Instructions for the task – Using the material below, copy every line where "ylabel" appears.

--

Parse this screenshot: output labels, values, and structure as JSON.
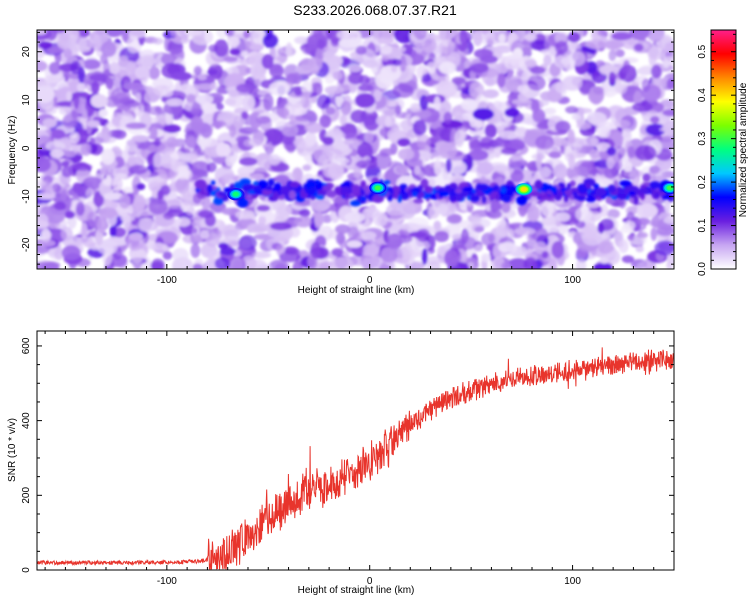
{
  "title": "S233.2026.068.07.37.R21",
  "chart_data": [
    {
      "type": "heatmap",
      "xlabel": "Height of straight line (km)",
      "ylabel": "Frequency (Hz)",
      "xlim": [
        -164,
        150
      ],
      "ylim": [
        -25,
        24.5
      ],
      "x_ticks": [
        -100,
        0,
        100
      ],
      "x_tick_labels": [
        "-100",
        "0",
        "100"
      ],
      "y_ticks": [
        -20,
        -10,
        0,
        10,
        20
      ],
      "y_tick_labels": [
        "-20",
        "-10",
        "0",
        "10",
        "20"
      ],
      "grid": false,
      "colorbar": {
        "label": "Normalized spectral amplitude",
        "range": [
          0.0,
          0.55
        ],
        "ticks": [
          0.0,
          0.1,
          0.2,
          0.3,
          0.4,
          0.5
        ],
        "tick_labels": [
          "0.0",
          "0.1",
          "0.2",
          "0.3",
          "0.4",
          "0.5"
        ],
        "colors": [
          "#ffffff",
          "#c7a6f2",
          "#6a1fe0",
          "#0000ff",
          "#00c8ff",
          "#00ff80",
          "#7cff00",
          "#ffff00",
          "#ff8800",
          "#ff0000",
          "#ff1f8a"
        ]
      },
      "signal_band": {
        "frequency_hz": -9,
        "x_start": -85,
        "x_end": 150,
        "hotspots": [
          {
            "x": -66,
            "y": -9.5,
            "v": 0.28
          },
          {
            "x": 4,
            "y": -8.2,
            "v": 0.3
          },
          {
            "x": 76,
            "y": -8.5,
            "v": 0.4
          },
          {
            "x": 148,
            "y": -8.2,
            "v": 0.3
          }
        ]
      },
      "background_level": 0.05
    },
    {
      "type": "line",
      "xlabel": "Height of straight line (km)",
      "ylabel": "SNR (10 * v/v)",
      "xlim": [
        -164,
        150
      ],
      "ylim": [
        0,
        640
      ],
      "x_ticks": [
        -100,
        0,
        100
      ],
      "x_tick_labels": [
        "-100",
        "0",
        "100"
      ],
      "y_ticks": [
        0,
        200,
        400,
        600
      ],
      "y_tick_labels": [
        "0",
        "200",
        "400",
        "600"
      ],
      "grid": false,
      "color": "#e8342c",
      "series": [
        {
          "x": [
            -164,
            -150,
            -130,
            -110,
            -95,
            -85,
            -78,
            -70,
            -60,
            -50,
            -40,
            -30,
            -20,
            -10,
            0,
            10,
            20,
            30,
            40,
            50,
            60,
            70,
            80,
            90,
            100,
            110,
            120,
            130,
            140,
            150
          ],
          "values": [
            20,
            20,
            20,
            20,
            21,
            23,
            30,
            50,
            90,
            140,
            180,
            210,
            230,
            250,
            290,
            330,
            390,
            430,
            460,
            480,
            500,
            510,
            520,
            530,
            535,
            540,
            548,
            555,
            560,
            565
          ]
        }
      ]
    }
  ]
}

--

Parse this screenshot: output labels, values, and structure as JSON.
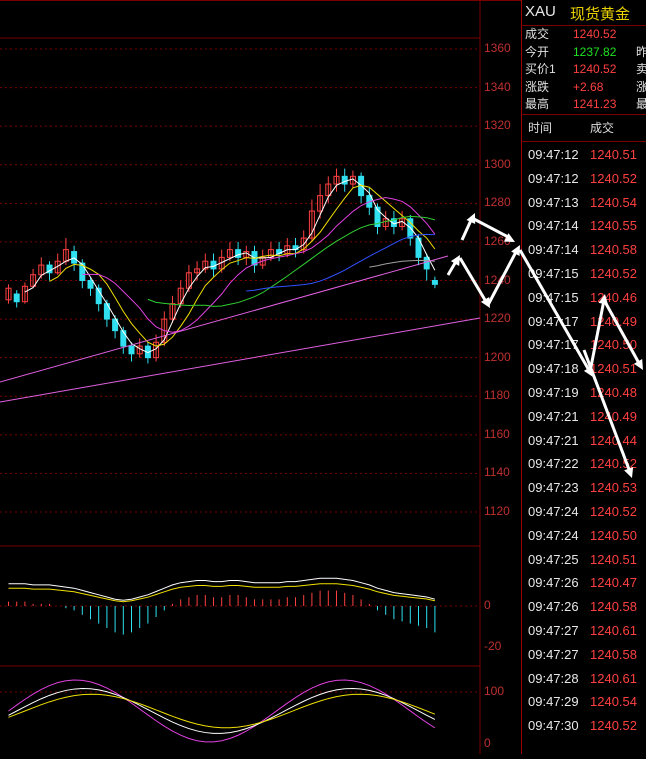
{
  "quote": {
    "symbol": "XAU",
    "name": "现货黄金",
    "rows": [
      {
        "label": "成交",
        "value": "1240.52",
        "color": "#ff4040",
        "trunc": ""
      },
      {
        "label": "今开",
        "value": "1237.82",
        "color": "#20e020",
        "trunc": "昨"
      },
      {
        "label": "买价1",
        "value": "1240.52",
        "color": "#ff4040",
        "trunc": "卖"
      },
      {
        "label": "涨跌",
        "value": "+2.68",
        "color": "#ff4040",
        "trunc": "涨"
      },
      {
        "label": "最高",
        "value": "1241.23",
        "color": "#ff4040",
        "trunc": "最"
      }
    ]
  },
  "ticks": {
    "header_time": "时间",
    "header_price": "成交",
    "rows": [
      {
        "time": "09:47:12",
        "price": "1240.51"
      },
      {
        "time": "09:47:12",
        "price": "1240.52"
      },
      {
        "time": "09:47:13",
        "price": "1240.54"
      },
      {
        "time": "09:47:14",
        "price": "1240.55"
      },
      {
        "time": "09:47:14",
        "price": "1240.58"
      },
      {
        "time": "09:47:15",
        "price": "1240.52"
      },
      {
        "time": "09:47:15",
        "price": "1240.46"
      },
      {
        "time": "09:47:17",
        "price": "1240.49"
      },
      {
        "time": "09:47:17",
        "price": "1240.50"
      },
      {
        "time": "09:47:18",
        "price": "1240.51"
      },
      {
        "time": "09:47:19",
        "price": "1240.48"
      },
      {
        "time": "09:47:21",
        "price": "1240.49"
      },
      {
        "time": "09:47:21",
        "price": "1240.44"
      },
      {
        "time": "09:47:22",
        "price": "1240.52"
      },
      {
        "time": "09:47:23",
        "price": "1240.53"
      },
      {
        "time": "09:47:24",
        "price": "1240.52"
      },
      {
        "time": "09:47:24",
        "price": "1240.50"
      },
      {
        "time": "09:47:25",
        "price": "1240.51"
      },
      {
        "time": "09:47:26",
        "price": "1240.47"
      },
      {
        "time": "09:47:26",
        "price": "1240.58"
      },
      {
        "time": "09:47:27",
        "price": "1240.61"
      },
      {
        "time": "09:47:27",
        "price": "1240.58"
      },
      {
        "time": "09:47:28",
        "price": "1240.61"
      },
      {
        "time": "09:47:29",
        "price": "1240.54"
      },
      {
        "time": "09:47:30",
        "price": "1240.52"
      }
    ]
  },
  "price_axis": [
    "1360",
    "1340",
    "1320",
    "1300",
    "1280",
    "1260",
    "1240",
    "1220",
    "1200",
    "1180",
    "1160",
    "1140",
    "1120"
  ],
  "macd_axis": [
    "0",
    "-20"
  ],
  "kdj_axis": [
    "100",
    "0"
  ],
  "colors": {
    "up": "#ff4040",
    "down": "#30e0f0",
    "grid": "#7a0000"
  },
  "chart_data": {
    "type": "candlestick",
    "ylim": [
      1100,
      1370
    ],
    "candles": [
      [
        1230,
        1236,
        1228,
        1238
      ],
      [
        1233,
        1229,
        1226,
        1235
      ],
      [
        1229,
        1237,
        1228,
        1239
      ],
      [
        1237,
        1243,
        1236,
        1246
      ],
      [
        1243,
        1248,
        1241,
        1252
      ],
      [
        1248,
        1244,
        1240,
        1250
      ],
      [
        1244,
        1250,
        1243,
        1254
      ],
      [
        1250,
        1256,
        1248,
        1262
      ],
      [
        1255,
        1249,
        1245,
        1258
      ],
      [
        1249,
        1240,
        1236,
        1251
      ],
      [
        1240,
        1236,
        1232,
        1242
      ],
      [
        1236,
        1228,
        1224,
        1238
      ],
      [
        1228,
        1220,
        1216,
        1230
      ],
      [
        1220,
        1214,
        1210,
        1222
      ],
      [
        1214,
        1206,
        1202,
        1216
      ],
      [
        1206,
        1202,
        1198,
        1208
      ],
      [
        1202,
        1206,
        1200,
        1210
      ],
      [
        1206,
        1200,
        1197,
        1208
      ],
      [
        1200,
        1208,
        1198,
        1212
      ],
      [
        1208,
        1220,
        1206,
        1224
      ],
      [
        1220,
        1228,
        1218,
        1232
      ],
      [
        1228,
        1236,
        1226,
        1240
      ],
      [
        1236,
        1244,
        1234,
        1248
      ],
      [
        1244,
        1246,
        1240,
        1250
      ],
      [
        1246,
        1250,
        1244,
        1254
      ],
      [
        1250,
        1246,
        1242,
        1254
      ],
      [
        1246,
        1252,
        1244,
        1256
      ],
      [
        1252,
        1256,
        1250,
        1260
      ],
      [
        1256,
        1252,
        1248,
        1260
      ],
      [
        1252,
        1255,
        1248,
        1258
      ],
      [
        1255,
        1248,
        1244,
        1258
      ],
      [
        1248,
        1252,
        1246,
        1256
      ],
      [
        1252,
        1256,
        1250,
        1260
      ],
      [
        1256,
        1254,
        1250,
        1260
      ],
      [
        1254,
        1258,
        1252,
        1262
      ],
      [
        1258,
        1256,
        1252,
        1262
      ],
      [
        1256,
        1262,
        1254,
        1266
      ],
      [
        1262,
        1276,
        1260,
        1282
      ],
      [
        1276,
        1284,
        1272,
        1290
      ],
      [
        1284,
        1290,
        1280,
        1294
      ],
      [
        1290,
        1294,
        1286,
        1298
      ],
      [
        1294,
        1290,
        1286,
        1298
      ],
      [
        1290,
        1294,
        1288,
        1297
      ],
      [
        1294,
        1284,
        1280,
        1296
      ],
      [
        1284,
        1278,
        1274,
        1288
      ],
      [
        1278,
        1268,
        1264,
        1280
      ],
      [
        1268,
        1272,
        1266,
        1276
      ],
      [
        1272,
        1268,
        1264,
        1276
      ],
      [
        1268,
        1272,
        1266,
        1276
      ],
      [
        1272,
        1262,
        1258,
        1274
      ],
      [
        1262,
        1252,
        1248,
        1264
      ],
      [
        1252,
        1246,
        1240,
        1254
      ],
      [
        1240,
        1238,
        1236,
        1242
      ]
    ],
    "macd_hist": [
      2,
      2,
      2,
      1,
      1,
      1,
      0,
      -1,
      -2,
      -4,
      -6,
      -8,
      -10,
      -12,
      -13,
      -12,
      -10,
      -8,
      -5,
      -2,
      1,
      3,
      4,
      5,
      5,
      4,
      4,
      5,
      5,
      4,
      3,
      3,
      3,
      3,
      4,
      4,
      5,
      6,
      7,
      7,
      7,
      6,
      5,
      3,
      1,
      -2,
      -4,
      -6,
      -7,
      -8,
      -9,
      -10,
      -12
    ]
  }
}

--

Response to the task –
      "ylabel": "Frequency (Hz)",
      "ylabel": "SNR (10 * v/v)",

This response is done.